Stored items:
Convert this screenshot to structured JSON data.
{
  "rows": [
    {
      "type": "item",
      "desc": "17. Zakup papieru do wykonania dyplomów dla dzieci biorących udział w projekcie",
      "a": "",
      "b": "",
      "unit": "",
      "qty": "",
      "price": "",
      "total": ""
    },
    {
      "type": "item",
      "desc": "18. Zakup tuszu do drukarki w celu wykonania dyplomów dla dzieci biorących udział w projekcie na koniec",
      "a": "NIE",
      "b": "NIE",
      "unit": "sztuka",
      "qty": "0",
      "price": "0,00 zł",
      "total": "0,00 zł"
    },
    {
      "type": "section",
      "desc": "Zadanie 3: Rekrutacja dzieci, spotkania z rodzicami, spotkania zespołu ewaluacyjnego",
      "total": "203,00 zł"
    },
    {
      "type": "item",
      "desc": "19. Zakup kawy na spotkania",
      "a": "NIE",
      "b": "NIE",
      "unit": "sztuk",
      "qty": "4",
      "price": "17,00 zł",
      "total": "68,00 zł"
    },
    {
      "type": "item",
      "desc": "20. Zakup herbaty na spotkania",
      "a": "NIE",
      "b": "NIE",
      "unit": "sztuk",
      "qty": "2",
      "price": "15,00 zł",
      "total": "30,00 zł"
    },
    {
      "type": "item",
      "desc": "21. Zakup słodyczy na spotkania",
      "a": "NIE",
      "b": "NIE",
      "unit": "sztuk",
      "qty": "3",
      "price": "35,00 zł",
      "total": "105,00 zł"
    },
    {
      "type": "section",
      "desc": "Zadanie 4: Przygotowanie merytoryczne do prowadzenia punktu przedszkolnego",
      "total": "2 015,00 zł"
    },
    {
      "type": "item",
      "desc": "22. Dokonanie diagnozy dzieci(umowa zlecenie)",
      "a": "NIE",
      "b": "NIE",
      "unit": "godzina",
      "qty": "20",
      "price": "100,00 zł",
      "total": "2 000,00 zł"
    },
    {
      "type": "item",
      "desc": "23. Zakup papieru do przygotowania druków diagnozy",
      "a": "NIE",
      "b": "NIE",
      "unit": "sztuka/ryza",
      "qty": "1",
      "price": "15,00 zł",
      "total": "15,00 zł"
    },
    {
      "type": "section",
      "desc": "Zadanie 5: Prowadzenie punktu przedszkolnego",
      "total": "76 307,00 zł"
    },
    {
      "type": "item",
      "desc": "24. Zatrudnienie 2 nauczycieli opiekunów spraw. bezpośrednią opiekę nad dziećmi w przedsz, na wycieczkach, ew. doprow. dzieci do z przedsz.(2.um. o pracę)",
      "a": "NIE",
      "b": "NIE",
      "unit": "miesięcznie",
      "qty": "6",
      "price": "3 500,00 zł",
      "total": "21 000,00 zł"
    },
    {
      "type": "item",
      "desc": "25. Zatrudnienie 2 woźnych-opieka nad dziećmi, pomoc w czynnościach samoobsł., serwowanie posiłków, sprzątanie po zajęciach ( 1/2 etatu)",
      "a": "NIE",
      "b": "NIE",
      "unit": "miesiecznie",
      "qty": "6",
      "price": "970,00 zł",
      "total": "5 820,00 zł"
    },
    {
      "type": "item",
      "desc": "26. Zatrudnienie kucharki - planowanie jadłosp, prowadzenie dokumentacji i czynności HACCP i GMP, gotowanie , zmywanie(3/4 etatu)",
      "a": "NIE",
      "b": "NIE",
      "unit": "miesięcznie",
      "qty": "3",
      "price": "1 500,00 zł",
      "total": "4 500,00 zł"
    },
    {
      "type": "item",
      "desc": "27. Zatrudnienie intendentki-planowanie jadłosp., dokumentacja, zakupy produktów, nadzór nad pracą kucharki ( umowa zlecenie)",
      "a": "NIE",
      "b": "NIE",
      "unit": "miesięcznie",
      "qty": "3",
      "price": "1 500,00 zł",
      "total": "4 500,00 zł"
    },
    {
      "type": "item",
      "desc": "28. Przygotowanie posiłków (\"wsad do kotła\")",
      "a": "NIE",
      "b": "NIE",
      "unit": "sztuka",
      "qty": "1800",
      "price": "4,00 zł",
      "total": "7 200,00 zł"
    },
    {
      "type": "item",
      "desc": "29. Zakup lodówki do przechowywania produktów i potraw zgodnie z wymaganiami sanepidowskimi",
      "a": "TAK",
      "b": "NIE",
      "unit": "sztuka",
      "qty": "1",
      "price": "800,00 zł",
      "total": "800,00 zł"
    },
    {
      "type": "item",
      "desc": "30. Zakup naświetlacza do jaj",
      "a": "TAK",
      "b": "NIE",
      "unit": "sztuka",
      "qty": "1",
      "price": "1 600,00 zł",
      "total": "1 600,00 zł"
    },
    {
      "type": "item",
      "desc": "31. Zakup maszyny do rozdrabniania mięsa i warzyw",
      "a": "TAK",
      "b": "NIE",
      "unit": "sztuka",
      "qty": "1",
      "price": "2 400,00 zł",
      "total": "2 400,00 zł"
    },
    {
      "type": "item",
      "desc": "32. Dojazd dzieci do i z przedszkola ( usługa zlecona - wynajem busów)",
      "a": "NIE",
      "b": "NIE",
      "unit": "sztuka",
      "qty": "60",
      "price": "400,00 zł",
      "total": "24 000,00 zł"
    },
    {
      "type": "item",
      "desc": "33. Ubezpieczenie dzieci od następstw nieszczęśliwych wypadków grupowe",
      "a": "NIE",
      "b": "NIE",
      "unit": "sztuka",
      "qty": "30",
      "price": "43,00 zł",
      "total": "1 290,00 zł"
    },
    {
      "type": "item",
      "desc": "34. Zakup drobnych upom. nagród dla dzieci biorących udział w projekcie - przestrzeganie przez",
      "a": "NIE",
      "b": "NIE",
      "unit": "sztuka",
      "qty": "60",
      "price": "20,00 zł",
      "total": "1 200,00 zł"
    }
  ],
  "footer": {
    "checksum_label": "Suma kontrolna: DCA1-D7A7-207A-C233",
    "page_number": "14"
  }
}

-- STATED TASK --
Show every line in the entries where the string "Zatrudnienie" occurs.

-- FINAL ANSWER --
      "desc": "24. Zatrudnienie 2 nauczycieli opiekunów spraw. bezpośrednią opiekę nad dziećmi w przedsz, na wycieczkach, ew. doprow. dzieci do z przedsz.(2.um. o pracę)",
      "desc": "25. Zatrudnienie 2 woźnych-opieka nad dziećmi, pomoc w czynnościach samoobsł., serwowanie posiłków, sprzątanie po zajęciach ( 1/2 etatu)",
      "desc": "26. Zatrudnienie kucharki - planowanie jadłosp, prowadzenie dokumentacji i czynności HACCP i GMP, gotowanie , zmywanie(3/4 etatu)",
      "desc": "27. Zatrudnienie intendentki-planowanie jadłosp., dokumentacja, zakupy produktów, nadzór nad pracą kucharki ( umowa zlecenie)",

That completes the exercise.